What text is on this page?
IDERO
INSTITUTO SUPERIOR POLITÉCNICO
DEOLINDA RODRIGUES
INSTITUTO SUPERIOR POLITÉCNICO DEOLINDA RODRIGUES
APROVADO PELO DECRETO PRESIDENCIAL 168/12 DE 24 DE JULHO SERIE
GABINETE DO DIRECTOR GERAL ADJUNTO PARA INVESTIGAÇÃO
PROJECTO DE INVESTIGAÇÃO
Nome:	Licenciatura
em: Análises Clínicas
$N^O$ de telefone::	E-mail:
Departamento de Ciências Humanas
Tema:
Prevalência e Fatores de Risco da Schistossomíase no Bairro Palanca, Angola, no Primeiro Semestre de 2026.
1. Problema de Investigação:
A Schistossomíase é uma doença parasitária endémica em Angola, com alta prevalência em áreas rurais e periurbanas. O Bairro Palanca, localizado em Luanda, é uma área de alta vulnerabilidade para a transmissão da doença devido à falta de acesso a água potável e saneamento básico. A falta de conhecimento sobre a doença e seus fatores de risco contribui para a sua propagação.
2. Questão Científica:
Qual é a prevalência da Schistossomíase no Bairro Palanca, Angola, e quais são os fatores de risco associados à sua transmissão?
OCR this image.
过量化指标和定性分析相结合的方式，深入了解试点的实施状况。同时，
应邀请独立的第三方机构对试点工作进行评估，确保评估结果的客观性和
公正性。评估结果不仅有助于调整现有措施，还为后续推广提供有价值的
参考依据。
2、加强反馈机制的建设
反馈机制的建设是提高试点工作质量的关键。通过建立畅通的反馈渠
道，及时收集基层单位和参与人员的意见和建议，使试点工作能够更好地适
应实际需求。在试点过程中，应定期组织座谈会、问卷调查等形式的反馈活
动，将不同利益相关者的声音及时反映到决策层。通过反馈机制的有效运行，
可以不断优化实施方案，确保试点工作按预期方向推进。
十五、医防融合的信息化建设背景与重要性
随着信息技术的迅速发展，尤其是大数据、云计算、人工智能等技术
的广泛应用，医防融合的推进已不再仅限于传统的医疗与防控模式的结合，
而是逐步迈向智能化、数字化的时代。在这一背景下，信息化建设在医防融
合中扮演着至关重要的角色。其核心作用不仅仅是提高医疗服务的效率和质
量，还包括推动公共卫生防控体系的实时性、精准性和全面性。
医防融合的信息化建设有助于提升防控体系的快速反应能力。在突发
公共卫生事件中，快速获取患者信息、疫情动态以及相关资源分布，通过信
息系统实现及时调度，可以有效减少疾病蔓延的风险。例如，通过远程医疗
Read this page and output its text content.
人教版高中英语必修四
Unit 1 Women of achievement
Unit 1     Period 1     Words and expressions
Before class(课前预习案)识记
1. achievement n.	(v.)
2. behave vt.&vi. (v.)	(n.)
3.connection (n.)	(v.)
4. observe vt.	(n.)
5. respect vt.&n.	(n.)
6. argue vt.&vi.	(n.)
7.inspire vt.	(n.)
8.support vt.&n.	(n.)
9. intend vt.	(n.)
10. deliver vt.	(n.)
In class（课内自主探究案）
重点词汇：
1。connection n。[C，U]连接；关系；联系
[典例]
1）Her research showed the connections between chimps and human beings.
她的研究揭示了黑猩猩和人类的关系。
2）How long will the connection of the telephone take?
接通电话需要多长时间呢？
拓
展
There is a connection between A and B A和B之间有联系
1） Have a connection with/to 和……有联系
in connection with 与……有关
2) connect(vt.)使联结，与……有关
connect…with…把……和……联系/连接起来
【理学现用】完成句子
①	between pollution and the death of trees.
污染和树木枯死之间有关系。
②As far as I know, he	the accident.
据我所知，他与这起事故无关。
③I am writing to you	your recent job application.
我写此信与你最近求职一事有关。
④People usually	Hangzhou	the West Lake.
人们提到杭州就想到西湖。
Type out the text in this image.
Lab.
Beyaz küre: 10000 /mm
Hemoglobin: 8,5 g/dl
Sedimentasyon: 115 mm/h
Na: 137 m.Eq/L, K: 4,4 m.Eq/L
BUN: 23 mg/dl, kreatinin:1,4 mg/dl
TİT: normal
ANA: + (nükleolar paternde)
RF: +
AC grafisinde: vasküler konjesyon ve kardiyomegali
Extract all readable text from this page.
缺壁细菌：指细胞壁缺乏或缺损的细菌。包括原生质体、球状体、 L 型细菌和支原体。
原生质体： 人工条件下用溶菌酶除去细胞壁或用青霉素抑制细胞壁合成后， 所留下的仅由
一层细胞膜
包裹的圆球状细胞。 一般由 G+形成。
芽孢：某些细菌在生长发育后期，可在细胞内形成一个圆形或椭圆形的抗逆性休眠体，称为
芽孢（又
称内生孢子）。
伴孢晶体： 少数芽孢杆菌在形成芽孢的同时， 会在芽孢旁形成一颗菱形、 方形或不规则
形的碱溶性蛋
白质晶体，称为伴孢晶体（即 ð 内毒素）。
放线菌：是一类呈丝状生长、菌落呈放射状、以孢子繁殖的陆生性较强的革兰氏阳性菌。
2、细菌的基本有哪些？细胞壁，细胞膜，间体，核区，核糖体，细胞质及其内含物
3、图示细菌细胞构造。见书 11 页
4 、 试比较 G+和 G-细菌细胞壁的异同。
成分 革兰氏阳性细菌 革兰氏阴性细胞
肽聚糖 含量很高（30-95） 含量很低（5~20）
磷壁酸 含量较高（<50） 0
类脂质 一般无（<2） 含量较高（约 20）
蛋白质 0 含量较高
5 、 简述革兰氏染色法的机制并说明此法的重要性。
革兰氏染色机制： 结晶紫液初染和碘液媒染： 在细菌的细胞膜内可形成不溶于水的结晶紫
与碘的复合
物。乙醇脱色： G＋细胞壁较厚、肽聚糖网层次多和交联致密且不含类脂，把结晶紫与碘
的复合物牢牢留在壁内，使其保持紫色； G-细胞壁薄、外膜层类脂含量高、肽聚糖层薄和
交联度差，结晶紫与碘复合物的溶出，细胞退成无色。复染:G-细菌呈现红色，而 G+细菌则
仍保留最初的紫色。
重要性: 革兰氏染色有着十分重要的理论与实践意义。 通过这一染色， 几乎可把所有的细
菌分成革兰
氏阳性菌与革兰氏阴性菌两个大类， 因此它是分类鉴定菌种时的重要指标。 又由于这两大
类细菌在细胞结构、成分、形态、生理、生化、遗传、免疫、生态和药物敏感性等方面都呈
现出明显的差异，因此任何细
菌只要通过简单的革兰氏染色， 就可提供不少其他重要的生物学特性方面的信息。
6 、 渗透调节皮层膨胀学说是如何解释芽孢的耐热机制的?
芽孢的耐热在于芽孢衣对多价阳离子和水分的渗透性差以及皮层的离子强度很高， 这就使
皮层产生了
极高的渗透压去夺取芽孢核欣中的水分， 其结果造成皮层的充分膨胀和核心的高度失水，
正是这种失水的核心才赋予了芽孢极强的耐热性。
•••
▸ **What you have to do**: Copy every line verbatim.

▸ **Exercise response**:
What text is on this page?
IDERO
INSTITUTO SUPERIOR POLITÉCNICO
DEOLINDA RODRIGUES
INSTITUTO SUPERIOR POLITÉCNICO DEOLINDA RODRIGUES
APROVADO PELO DECRETO PRESIDENCIAL 168/12 DE 24 DE JULHO SERIE
GABINETE DO DIRECTOR GERAL ADJUNTO PARA INVESTIGAÇÃO
PROJECTO DE INVESTIGAÇÃO
Nome:	Licenciatura
em: Análises Clínicas
$N^O$ de telefone::	E-mail:
Departamento de Ciências Humanas
Tema:
Prevalência e Fatores de Risco da Schistossomíase no Bairro Palanca, Angola, no Primeiro Semestre de 2026.
1. Problema de Investigação:
A Schistossomíase é uma doença parasitária endémica em Angola, com alta prevalência em áreas rurais e periurbanas. O Bairro Palanca, localizado em Luanda, é uma área de alta vulnerabilidade para a transmissão da doença devido à falta de acesso a água potável e saneamento básico. A falta de conhecimento sobre a doença e seus fatores de risco contribui para a sua propagação.
2. Questão Científica:
Qual é a prevalência da Schistossomíase no Bairro Palanca, Angola, e quais são os fatores de risco associados à sua transmissão?
OCR this image.
过量化指标和定性分析相结合的方式，深入了解试点的实施状况。同时，
应邀请独立的第三方机构对试点工作进行评估，确保评估结果的客观性和
公正性。评估结果不仅有助于调整现有措施，还为后续推广提供有价值的
参考依据。
2、加强反馈机制的建设
反馈机制的建设是提高试点工作质量的关键。通过建立畅通的反馈渠
道，及时收集基层单位和参与人员的意见和建议，使试点工作能够更好地适
应实际需求。在试点过程中，应定期组织座谈会、问卷调查等形式的反馈活
动，将不同利益相关者的声音及时反映到决策层。通过反馈机制的有效运行，
可以不断优化实施方案，确保试点工作按预期方向推进。
十五、医防融合的信息化建设背景与重要性
随着信息技术的迅速发展，尤其是大数据、云计算、人工智能等技术
的广泛应用，医防融合的推进已不再仅限于传统的医疗与防控模式的结合，
而是逐步迈向智能化、数字化的时代。在这一背景下，信息化建设在医防融
合中扮演着至关重要的角色。其核心作用不仅仅是提高医疗服务的效率和质
量，还包括推动公共卫生防控体系的实时性、精准性和全面性。
医防融合的信息化建设有助于提升防控体系的快速反应能力。在突发
公共卫生事件中，快速获取患者信息、疫情动态以及相关资源分布，通过信
息系统实现及时调度，可以有效减少疾病蔓延的风险。例如，通过远程医疗
Read this page and output its text content.
人教版高中英语必修四
Unit 1 Women of achievement
Unit 1     Period 1     Words and expressions
Before class(课前预习案)识记
1. achievement n.	(v.)
2. behave vt.&vi. (v.)	(n.)
3.connection (n.)	(v.)
4. observe vt.	(n.)
5. respect vt.&n.	(n.)
6. argue vt.&vi.	(n.)
7.inspire vt.	(n.)
8.support vt.&n.	(n.)
9. intend vt.	(n.)
10. deliver vt.	(n.)
In class（课内自主探究案）
重点词汇：
1。connection n。[C，U]连接；关系；联系
[典例]
1）Her research showed the connections between chimps and human beings.
她的研究揭示了黑猩猩和人类的关系。
2）How long will the connection of the telephone take?
接通电话需要多长时间呢？
拓
展
There is a connection between A and B A和B之间有联系
1） Have a connection with/to 和……有联系
in connection with 与……有关
2) connect(vt.)使联结，与……有关
connect…with…把……和……联系/连接起来
【理学现用】完成句子
①	between pollution and the death of trees.
污染和树木枯死之间有关系。
②As far as I know, he	the accident.
据我所知，他与这起事故无关。
③I am writing to you	your recent job application.
我写此信与你最近求职一事有关。
④People usually	Hangzhou	the West Lake.
人们提到杭州就想到西湖。
Type out the text in this image.
Lab.
Beyaz küre: 10000 /mm
Hemoglobin: 8,5 g/dl
Sedimentasyon: 115 mm/h
Na: 137 m.Eq/L, K: 4,4 m.Eq/L
BUN: 23 mg/dl, kreatinin:1,4 mg/dl
TİT: normal
ANA: + (nükleolar paternde)
RF: +
AC grafisinde: vasküler konjesyon ve kardiyomegali
Extract all readable text from this page.
缺壁细菌：指细胞壁缺乏或缺损的细菌。包括原生质体、球状体、 L 型细菌和支原体。
原生质体： 人工条件下用溶菌酶除去细胞壁或用青霉素抑制细胞壁合成后， 所留下的仅由
一层细胞膜
包裹的圆球状细胞。 一般由 G+形成。
芽孢：某些细菌在生长发育后期，可在细胞内形成一个圆形或椭圆形的抗逆性休眠体，称为
芽孢（又
称内生孢子）。
伴孢晶体： 少数芽孢杆菌在形成芽孢的同时， 会在芽孢旁形成一颗菱形、 方形或不规则
形的碱溶性蛋
白质晶体，称为伴孢晶体（即 ð 内毒素）。
放线菌：是一类呈丝状生长、菌落呈放射状、以孢子繁殖的陆生性较强的革兰氏阳性菌。
2、细菌的基本有哪些？细胞壁，细胞膜，间体，核区，核糖体，细胞质及其内含物
3、图示细菌细胞构造。见书 11 页
4 、 试比较 G+和 G-细菌细胞壁的异同。
成分 革兰氏阳性细菌 革兰氏阴性细胞
肽聚糖 含量很高（30-95） 含量很低（5~20）
磷壁酸 含量较高（<50） 0
类脂质 一般无（<2） 含量较高（约 20）
蛋白质 0 含量较高
5 、 简述革兰氏染色法的机制并说明此法的重要性。
革兰氏染色机制： 结晶紫液初染和碘液媒染： 在细菌的细胞膜内可形成不溶于水的结晶紫
与碘的复合
物。乙醇脱色： G＋细胞壁较厚、肽聚糖网层次多和交联致密且不含类脂，把结晶紫与碘
的复合物牢牢留在壁内，使其保持紫色； G-细胞壁薄、外膜层类脂含量高、肽聚糖层薄和
交联度差，结晶紫与碘复合物的溶出，细胞退成无色。复染:G-细菌呈现红色，而 G+细菌则
仍保留最初的紫色。
重要性: 革兰氏染色有着十分重要的理论与实践意义。 通过这一染色， 几乎可把所有的细
菌分成革兰
氏阳性菌与革兰氏阴性菌两个大类， 因此它是分类鉴定菌种时的重要指标。 又由于这两大
类细菌在细胞结构、成分、形态、生理、生化、遗传、免疫、生态和药物敏感性等方面都呈
现出明显的差异，因此任何细
菌只要通过简单的革兰氏染色， 就可提供不少其他重要的生物学特性方面的信息。
6 、 渗透调节皮层膨胀学说是如何解释芽孢的耐热机制的?
芽孢的耐热在于芽孢衣对多价阳离子和水分的渗透性差以及皮层的离子强度很高， 这就使
皮层产生了
极高的渗透压去夺取芽孢核欣中的水分， 其结果造成皮层的充分膨胀和核心的高度失水，
正是这种失水的核心才赋予了芽孢极强的耐热性。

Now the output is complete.